Each line in the entries below that holds the string "while" is to be listed.

Begin

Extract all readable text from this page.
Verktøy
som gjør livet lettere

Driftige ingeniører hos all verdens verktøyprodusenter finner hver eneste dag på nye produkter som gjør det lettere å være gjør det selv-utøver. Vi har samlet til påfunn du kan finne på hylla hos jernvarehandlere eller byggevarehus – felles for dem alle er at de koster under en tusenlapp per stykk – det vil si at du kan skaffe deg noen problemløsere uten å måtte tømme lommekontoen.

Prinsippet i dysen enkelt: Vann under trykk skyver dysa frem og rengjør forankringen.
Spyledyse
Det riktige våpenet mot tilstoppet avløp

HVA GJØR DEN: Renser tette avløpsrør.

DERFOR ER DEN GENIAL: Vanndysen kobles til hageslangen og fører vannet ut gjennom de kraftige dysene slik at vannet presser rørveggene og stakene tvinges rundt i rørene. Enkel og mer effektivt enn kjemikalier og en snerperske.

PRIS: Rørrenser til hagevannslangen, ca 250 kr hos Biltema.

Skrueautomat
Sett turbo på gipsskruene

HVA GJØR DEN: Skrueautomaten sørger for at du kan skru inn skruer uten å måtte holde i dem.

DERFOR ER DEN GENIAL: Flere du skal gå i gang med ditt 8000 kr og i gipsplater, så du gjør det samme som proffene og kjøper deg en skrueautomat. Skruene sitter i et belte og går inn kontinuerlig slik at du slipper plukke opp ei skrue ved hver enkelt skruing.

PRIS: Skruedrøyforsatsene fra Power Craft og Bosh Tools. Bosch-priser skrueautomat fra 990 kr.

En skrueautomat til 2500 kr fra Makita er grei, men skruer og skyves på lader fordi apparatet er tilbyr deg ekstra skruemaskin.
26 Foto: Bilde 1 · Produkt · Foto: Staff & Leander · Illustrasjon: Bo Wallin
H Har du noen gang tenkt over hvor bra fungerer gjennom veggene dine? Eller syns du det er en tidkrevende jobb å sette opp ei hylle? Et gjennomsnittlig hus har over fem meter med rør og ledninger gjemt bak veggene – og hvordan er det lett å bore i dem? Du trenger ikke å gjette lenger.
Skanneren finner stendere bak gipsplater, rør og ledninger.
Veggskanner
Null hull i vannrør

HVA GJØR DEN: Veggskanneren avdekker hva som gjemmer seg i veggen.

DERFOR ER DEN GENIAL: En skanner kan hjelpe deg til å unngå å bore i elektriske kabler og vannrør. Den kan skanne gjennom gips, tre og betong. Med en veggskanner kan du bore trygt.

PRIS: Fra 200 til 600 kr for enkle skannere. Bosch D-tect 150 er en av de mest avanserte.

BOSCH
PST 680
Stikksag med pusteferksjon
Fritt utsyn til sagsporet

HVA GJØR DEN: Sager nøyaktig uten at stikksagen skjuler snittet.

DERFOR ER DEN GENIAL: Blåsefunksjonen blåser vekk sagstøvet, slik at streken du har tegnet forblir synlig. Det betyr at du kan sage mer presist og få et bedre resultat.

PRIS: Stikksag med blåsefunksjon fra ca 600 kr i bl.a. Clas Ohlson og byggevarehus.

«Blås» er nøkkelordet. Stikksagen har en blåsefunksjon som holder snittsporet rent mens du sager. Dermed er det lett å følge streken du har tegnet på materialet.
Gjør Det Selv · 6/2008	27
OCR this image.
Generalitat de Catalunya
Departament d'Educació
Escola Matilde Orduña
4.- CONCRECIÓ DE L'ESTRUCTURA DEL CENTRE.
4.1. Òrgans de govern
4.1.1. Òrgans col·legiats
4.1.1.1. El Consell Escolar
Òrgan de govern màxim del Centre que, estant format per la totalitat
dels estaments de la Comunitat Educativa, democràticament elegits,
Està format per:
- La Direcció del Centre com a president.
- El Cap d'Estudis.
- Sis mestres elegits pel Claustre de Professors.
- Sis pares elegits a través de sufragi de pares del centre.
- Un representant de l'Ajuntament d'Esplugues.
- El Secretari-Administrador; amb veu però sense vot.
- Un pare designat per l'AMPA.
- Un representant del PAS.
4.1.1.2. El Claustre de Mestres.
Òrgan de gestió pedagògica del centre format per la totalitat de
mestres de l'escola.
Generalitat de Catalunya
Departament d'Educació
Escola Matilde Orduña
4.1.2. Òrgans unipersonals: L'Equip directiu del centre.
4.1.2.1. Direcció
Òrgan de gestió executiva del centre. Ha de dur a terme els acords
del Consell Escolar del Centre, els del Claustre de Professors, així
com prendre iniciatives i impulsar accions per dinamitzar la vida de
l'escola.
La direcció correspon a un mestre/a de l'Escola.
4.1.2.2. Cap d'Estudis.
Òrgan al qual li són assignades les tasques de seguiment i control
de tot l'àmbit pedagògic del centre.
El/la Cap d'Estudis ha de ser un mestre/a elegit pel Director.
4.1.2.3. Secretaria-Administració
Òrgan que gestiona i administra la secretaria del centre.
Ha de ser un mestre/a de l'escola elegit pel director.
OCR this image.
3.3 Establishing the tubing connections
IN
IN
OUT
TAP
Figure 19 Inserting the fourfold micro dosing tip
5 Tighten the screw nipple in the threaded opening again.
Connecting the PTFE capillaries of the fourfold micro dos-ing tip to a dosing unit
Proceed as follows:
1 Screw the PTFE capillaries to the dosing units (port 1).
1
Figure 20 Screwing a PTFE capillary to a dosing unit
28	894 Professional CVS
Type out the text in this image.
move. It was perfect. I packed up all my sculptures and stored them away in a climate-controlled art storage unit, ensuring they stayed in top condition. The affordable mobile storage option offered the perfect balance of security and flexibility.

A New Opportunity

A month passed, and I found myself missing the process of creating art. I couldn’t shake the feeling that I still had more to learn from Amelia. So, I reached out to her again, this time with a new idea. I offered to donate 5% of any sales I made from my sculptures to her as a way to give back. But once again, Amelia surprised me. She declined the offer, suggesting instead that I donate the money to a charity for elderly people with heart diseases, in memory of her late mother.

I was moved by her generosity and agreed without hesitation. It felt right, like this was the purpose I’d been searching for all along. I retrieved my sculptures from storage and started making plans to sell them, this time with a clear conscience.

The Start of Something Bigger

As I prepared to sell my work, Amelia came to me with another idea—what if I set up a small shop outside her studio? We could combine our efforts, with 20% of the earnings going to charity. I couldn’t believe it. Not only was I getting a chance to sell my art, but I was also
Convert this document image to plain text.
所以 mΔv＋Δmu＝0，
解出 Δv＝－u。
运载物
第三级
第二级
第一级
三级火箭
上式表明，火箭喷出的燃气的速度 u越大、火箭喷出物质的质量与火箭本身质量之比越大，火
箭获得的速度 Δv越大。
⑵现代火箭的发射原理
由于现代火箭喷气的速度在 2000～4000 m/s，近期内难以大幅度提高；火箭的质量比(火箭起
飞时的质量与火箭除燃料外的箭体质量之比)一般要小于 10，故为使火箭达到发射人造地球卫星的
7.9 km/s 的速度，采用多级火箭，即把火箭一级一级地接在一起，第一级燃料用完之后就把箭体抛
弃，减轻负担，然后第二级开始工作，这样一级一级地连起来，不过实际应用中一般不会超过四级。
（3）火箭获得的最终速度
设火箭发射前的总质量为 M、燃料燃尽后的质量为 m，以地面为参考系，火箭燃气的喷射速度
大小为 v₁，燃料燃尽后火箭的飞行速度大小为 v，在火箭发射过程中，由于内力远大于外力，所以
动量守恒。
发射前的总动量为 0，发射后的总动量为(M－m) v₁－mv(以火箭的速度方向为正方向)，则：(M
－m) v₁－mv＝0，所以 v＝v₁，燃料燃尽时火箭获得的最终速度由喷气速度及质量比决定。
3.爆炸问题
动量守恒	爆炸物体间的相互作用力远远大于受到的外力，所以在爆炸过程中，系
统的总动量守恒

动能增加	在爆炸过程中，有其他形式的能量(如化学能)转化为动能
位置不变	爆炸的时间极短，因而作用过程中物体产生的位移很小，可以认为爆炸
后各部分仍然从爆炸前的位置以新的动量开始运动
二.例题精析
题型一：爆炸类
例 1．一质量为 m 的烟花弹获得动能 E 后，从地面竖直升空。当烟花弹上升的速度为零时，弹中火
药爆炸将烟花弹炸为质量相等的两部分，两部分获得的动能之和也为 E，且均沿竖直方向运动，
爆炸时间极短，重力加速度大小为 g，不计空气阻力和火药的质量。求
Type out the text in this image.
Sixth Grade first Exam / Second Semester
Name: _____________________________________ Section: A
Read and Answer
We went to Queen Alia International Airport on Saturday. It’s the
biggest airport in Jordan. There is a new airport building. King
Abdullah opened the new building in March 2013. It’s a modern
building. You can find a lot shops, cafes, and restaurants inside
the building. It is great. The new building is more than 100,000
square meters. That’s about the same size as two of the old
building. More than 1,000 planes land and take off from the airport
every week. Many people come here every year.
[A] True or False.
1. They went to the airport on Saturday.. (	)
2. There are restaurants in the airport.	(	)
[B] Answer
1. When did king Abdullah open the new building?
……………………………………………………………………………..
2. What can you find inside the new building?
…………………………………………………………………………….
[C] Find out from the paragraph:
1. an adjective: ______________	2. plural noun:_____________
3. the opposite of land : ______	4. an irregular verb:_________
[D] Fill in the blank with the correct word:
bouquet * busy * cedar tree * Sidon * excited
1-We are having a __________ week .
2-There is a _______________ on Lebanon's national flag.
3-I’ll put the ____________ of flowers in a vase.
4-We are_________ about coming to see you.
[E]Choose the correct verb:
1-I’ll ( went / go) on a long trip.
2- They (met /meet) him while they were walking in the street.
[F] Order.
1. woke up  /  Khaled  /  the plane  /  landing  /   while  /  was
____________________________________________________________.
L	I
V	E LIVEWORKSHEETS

End

- [PROBLEM SOLUTION]:
2- They (met /meet) him while they were walking in the street.
1. woke up  /  Khaled  /  the plane  /  landing  /   while  /  was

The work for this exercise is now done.